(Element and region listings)
┄┄┄┄┄┄┄┄┄┄
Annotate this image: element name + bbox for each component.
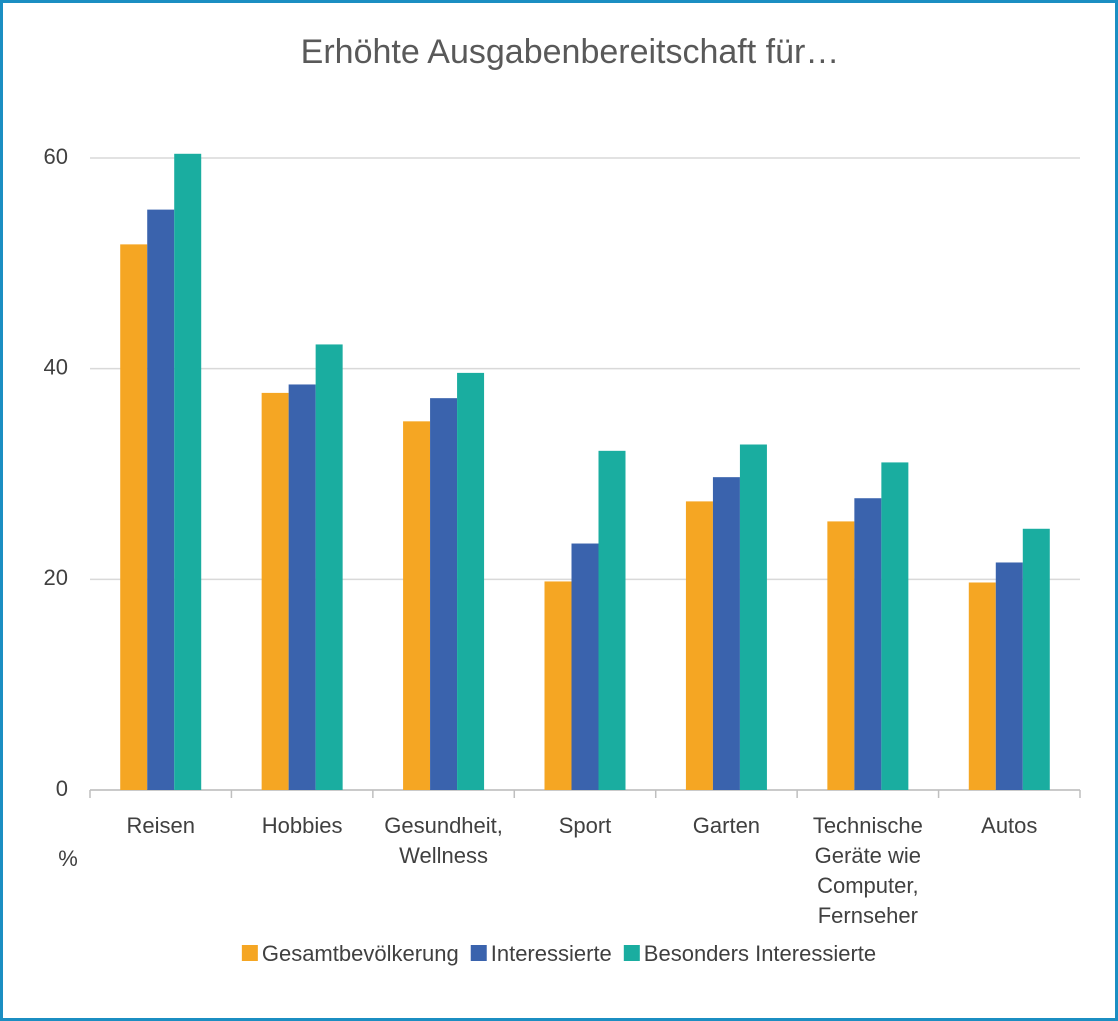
bar: [854, 498, 882, 790]
bar: [571, 543, 599, 790]
bar: [968, 582, 996, 790]
y-axis-label: %: [58, 846, 78, 871]
bar: [457, 372, 485, 790]
bar: [430, 398, 458, 790]
legend-swatch: [241, 945, 258, 961]
bar: [120, 244, 148, 790]
legend-label: Interessierte: [491, 941, 612, 966]
bar: [174, 153, 202, 790]
x-tick-label: Reisen: [126, 813, 194, 838]
x-tick-label: Sport: [559, 813, 612, 838]
bar: [712, 477, 740, 790]
bar: [881, 462, 909, 790]
legend-swatch: [470, 945, 487, 961]
bar: [739, 444, 767, 790]
bar: [403, 421, 431, 790]
bar: [544, 581, 572, 790]
x-tick-label: Gesundheit, Wellness: [384, 813, 503, 868]
bar: [1022, 528, 1050, 790]
bar: [288, 384, 316, 790]
chart-title: Erhöhte Ausgabenbereitschaft für…: [301, 33, 840, 71]
legend-label: Besonders Interessierte: [644, 941, 876, 966]
bar: [995, 562, 1023, 790]
legend-swatch: [623, 945, 640, 961]
bar: [598, 450, 626, 790]
bar: [827, 521, 855, 790]
bar: [315, 344, 343, 790]
bar: [261, 392, 289, 790]
x-tick-label: Hobbies: [262, 813, 343, 838]
y-tick-label: 60: [44, 144, 68, 169]
y-tick-label: 40: [44, 354, 68, 379]
x-tick-label: Garten: [693, 813, 760, 838]
x-tick-label: Autos: [981, 813, 1037, 838]
bar: [685, 501, 713, 790]
y-tick-label: 20: [44, 565, 68, 590]
y-tick-label: 0: [56, 776, 68, 801]
x-tick-label: Technische Geräte wie Computer, Fernseher: [813, 813, 923, 928]
bar: [147, 209, 175, 790]
legend-label: Gesamtbevölkerung: [262, 941, 459, 966]
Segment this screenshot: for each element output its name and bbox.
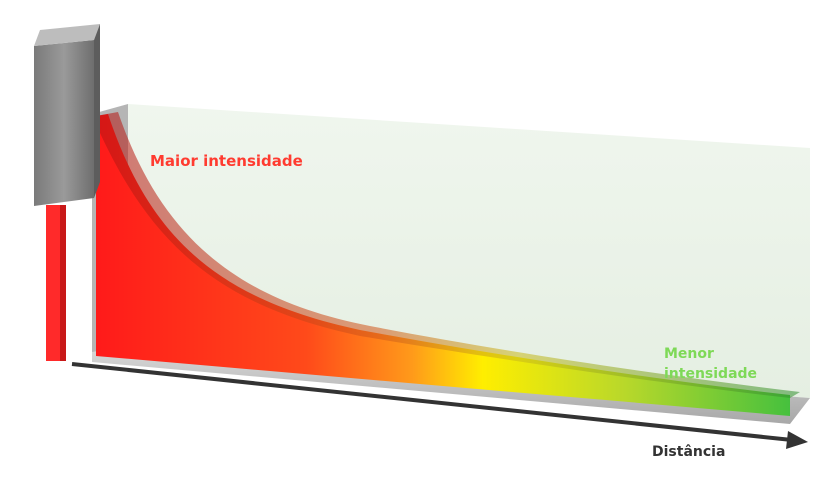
source-pin-shade <box>60 205 66 361</box>
source-device-top <box>34 24 100 46</box>
intensity-curve <box>96 114 790 416</box>
intensity-curve-ribbon <box>96 112 800 398</box>
label-low-intensity-line2: intensidade <box>664 366 757 382</box>
distance-axis-line <box>71 362 793 442</box>
label-low-intensity-line1: Menor <box>664 346 714 362</box>
label-distance-axis: Distância <box>652 444 725 460</box>
label-high-intensity: Maior intensidade <box>150 152 303 170</box>
source-device <box>34 40 94 206</box>
source-device-side <box>94 24 100 198</box>
distance-axis-arrowhead <box>786 431 808 449</box>
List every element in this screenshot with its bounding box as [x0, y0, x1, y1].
┄┄┄┄┄┄┄┄┄┄
● WORK REQUIRED
Reproduce all of the data above line for line without any changes, and omit the pictures.

● COMPLETED EXERCISE
Annotate this image: element name + bbox for each component.
bar: [854, 498, 882, 790]
bar: [571, 543, 599, 790]
bar: [968, 582, 996, 790]
y-axis-label: %: [58, 846, 78, 871]
bar: [457, 372, 485, 790]
bar: [430, 398, 458, 790]
legend-swatch: [241, 945, 258, 961]
bar: [120, 244, 148, 790]
legend-label: Interessierte: [491, 941, 612, 966]
bar: [174, 153, 202, 790]
x-tick-label: Reisen: [126, 813, 194, 838]
x-tick-label: Sport: [559, 813, 612, 838]
bar: [712, 477, 740, 790]
bar: [881, 462, 909, 790]
legend-swatch: [470, 945, 487, 961]
bar: [739, 444, 767, 790]
bar: [403, 421, 431, 790]
bar: [544, 581, 572, 790]
x-tick-label: Gesundheit, Wellness: [384, 813, 503, 868]
bar: [1022, 528, 1050, 790]
bar: [288, 384, 316, 790]
chart-title: Erhöhte Ausgabenbereitschaft für…: [301, 33, 840, 71]
legend-label: Besonders Interessierte: [644, 941, 876, 966]
bar: [995, 562, 1023, 790]
legend-swatch: [623, 945, 640, 961]
bar: [598, 450, 626, 790]
bar: [827, 521, 855, 790]
bar: [315, 344, 343, 790]
bar: [261, 392, 289, 790]
x-tick-label: Hobbies: [262, 813, 343, 838]
y-tick-label: 60: [44, 144, 68, 169]
y-tick-label: 40: [44, 354, 68, 379]
x-tick-label: Garten: [693, 813, 760, 838]
x-tick-label: Autos: [981, 813, 1037, 838]
bar: [685, 501, 713, 790]
y-tick-label: 20: [44, 565, 68, 590]
y-tick-label: 0: [56, 776, 68, 801]
x-tick-label: Technische Geräte wie Computer, Fernseher: [813, 813, 923, 928]
bar: [147, 209, 175, 790]
legend-label: Gesamtbevölkerung: [262, 941, 459, 966]
Segment this screenshot: for each element output its name and bbox.
source-pin-shade <box>60 205 66 361</box>
source-device-top <box>34 24 100 46</box>
intensity-curve <box>96 114 790 416</box>
intensity-curve-ribbon <box>96 112 800 398</box>
label-low-intensity-line2: intensidade <box>664 366 757 382</box>
distance-axis-line <box>71 362 793 442</box>
label-low-intensity-line1: Menor <box>664 346 714 362</box>
label-distance-axis: Distância <box>652 444 725 460</box>
label-high-intensity: Maior intensidade <box>150 152 303 170</box>
source-device <box>34 40 94 206</box>
source-device-side <box>94 24 100 198</box>
distance-axis-arrowhead <box>786 431 808 449</box>
List every element in this screenshot with its bounding box as [x0, y0, x1, y1].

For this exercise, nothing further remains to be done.